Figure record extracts
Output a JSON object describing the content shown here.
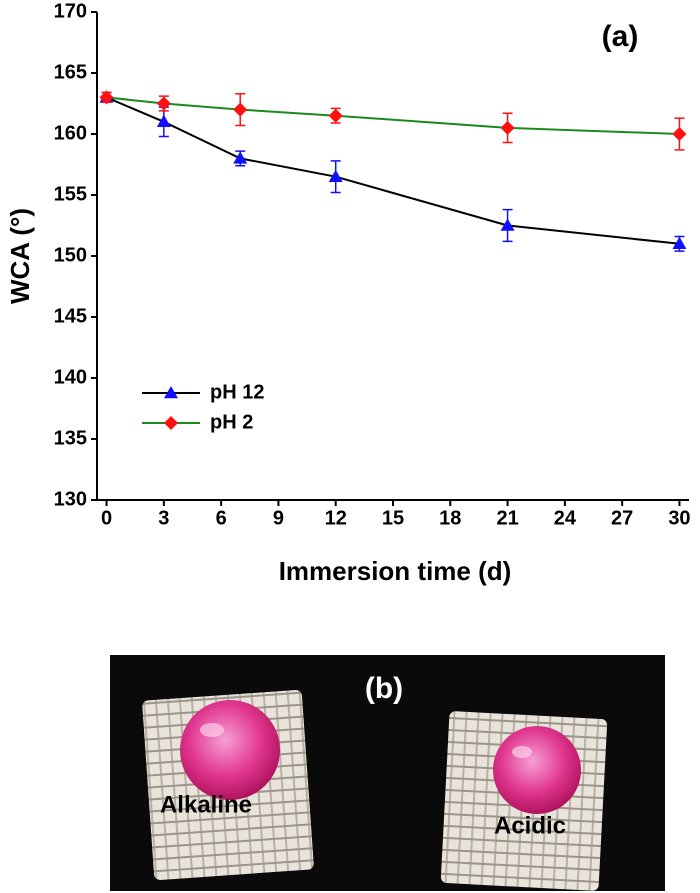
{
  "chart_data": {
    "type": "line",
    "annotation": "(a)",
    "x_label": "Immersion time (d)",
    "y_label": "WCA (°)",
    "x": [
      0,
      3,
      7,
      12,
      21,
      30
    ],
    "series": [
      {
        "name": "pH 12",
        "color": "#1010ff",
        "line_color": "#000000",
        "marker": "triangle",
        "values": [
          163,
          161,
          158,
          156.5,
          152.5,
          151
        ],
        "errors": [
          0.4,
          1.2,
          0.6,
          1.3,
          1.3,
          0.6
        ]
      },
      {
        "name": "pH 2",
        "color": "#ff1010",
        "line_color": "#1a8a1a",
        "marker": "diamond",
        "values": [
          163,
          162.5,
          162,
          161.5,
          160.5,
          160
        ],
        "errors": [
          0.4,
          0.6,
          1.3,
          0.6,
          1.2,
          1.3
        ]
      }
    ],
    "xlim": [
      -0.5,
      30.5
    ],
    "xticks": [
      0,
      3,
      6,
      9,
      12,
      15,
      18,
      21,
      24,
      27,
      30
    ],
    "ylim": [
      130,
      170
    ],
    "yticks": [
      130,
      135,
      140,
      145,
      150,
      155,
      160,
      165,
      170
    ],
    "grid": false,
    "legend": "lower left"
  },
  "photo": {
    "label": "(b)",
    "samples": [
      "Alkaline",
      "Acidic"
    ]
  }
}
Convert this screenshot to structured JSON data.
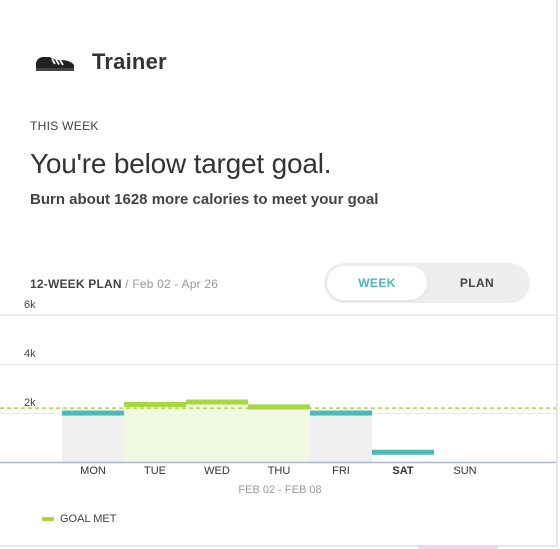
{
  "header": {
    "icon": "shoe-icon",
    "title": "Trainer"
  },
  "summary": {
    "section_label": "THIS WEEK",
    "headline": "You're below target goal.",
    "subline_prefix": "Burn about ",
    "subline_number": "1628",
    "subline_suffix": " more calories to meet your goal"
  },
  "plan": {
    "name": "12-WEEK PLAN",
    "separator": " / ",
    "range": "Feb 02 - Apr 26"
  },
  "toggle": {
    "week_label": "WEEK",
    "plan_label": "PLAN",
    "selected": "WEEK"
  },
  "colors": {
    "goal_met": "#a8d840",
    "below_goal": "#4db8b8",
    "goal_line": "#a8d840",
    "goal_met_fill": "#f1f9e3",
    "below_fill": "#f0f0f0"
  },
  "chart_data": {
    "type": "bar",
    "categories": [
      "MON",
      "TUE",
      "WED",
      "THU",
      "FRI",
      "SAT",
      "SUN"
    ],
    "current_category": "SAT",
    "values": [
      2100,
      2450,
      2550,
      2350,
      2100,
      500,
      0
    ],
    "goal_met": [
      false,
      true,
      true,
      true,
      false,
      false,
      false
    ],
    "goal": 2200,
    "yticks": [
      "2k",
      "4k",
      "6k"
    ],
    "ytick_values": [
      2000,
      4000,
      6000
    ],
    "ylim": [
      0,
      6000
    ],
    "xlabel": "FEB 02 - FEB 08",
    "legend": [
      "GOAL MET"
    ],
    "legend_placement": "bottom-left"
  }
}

EXERCISE REQUIREMENTS: Say how many lines contain "WEEK", and give nothing but that number.

FINAL ANSWER: 4